Check each line of the records below for the word "ylabel" and copy those where it appears.

** Begin Record excerpts **

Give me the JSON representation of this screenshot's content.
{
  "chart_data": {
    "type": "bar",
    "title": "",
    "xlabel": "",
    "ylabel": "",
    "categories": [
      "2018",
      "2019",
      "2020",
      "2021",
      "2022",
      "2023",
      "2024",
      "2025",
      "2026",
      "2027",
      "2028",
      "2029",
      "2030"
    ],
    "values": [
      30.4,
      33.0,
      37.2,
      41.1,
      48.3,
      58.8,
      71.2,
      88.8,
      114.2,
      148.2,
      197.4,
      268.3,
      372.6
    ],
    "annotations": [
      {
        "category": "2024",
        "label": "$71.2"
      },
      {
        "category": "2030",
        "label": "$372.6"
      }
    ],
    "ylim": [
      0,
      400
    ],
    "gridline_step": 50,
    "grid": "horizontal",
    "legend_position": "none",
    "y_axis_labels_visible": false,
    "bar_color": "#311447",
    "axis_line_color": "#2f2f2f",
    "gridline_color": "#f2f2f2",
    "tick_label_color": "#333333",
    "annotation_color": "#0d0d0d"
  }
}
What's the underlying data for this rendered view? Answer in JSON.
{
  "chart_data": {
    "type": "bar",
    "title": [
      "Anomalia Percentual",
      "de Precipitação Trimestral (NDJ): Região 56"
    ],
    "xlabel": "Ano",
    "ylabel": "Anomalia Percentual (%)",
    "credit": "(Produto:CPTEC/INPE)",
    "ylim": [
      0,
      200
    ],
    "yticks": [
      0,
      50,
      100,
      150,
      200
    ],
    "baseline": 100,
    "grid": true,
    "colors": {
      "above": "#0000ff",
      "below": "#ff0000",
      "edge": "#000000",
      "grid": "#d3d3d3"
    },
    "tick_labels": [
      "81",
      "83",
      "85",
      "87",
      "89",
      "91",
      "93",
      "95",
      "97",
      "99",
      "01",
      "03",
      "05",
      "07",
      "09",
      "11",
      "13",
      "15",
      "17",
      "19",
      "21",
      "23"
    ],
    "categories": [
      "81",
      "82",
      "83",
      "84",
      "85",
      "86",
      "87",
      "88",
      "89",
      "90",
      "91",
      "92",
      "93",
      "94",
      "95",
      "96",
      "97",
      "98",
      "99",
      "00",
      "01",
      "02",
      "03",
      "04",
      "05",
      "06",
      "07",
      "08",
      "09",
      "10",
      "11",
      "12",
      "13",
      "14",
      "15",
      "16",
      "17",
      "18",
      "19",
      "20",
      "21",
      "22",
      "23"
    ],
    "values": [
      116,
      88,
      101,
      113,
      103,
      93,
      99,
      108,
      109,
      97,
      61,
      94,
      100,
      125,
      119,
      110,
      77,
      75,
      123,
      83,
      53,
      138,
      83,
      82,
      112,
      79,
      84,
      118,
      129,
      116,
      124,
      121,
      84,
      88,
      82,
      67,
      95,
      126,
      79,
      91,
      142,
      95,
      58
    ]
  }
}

** End Record excerpts **

• _Worked answer_:
    "ylabel": "",
    "ylabel": "Anomalia Percentual (%)",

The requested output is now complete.